» **Exercise directions**:
Find every line with "Grass" in it, then report how many there are and nothing more.

» **Data provided**:
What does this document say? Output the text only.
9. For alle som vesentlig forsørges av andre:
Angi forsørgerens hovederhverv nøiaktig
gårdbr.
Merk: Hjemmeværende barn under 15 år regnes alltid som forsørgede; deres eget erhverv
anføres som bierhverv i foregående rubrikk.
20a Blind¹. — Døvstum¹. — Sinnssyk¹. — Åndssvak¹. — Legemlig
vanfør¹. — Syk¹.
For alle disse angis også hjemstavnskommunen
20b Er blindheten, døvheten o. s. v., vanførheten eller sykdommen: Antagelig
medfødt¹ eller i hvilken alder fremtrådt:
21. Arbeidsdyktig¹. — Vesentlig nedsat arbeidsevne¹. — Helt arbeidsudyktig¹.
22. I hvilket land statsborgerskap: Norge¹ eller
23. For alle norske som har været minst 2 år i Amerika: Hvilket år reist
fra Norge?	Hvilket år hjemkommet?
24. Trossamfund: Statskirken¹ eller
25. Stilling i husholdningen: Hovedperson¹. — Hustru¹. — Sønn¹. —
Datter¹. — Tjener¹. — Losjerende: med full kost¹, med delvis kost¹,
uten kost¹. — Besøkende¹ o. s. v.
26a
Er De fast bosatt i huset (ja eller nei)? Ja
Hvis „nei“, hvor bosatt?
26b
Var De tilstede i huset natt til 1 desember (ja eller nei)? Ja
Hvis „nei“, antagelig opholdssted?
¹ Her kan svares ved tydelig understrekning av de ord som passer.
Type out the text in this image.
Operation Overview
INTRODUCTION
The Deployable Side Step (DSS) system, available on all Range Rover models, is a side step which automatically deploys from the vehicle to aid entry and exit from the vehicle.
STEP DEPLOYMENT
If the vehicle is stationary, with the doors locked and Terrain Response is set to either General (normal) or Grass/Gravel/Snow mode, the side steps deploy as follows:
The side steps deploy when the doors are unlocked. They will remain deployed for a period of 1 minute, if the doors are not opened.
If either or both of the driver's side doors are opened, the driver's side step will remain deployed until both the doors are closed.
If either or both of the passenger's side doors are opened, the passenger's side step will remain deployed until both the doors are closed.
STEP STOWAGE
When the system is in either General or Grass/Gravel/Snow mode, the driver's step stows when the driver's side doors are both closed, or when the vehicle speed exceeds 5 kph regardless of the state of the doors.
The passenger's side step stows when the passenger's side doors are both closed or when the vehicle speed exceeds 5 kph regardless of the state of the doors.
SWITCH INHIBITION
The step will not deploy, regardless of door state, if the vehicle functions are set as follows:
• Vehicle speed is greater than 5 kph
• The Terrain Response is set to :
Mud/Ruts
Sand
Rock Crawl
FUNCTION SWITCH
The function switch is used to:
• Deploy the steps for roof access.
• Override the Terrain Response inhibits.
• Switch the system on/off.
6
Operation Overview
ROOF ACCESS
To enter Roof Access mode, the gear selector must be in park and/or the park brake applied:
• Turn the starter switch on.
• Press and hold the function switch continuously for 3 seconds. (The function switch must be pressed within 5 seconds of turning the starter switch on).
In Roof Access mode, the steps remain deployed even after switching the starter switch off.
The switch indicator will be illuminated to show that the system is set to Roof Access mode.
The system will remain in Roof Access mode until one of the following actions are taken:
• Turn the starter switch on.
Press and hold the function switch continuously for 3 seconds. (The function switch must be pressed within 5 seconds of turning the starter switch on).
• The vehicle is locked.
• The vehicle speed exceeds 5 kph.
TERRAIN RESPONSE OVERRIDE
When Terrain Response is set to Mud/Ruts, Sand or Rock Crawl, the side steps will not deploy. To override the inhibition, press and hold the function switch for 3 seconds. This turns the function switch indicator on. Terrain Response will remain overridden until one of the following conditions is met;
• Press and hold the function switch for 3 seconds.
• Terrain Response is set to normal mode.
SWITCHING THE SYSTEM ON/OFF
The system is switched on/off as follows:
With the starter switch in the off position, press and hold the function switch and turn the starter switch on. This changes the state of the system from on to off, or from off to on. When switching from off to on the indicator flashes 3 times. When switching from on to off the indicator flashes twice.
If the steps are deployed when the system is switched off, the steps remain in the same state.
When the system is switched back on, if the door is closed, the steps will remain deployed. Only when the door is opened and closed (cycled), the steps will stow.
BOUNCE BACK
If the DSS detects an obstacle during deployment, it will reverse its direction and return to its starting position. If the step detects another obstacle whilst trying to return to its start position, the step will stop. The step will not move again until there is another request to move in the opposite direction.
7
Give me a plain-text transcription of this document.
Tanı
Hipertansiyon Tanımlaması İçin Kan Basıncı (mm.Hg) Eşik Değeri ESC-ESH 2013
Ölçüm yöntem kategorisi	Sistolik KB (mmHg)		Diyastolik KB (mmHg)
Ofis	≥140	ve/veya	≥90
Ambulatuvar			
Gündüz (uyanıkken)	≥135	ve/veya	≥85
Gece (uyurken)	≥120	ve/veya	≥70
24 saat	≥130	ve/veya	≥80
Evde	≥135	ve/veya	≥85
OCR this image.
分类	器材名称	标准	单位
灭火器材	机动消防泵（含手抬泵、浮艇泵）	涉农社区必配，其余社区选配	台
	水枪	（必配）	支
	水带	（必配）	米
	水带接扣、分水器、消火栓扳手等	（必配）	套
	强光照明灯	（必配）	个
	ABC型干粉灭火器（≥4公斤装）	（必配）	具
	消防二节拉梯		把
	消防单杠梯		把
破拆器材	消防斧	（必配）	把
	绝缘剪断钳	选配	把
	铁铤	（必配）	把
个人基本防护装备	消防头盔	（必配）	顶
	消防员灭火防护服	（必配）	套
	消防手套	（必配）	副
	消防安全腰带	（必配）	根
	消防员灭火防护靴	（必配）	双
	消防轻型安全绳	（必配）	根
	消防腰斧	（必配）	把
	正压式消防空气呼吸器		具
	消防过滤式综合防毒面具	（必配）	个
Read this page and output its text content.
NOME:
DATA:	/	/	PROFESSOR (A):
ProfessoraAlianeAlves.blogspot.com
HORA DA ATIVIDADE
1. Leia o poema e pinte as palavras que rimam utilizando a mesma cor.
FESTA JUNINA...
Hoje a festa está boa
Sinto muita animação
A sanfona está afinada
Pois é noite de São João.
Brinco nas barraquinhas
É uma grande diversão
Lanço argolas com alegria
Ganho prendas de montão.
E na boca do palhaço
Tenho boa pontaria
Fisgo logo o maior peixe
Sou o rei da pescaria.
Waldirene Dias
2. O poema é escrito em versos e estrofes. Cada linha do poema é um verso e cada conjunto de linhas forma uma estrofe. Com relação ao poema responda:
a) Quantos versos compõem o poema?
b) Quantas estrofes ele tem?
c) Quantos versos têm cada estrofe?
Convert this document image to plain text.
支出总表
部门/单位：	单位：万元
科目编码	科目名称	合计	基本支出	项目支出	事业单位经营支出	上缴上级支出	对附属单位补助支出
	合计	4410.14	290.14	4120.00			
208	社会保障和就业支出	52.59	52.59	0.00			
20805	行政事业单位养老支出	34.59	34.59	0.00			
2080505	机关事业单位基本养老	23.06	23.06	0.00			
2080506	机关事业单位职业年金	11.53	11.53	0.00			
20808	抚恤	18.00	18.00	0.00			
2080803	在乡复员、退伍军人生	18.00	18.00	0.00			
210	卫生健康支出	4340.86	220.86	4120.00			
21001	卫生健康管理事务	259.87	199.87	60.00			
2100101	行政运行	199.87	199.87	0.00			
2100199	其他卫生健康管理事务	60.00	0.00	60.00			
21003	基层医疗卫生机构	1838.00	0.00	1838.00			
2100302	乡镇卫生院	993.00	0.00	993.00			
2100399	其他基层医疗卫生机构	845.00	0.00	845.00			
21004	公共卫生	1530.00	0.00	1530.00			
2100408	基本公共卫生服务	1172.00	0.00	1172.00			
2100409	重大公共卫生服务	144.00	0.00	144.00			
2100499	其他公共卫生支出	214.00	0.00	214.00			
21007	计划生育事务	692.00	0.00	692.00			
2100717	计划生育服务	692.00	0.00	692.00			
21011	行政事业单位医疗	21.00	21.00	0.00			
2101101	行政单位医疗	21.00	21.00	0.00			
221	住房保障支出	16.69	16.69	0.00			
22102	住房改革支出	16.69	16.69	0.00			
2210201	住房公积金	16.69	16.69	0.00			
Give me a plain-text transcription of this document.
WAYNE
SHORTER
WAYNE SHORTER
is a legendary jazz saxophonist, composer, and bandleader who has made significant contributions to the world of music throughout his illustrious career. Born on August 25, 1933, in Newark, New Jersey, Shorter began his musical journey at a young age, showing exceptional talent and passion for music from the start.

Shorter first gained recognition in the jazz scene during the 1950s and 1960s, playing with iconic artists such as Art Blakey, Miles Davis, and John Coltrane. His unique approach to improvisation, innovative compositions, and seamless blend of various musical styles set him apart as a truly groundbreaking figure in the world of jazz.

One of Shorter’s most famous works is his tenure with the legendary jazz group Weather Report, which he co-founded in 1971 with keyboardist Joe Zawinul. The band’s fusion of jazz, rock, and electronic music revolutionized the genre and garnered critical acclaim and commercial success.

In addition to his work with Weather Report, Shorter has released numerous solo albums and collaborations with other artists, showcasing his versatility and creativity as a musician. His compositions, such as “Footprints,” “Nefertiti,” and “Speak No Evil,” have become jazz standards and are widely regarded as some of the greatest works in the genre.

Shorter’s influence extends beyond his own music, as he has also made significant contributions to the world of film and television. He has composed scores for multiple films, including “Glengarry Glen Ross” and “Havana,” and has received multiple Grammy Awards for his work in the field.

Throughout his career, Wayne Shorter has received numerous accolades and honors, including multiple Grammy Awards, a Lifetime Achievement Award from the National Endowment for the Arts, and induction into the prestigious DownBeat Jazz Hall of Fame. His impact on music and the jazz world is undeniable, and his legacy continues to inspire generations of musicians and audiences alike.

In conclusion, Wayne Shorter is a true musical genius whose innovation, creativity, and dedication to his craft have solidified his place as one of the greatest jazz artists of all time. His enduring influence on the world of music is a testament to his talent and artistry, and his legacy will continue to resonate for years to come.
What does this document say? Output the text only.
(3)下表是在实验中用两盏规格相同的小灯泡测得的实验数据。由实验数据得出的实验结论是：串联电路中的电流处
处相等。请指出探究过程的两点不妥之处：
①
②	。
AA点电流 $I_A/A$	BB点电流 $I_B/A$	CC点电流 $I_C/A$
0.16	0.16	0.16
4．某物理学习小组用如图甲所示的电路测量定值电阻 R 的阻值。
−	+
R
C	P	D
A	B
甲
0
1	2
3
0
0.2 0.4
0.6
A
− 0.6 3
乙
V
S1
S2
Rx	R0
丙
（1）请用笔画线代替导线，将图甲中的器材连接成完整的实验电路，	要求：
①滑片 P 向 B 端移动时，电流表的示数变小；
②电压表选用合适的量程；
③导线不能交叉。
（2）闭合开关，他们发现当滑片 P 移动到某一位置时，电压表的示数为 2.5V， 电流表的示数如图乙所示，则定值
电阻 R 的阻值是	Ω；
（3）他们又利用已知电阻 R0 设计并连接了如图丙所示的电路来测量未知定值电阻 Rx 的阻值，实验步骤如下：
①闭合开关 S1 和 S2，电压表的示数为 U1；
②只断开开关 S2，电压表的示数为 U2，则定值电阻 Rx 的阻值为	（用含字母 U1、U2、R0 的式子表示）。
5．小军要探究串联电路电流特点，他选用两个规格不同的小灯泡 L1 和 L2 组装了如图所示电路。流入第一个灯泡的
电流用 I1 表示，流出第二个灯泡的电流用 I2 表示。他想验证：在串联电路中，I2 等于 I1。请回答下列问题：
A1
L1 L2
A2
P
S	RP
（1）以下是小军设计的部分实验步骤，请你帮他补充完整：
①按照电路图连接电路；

» **Result below**:
2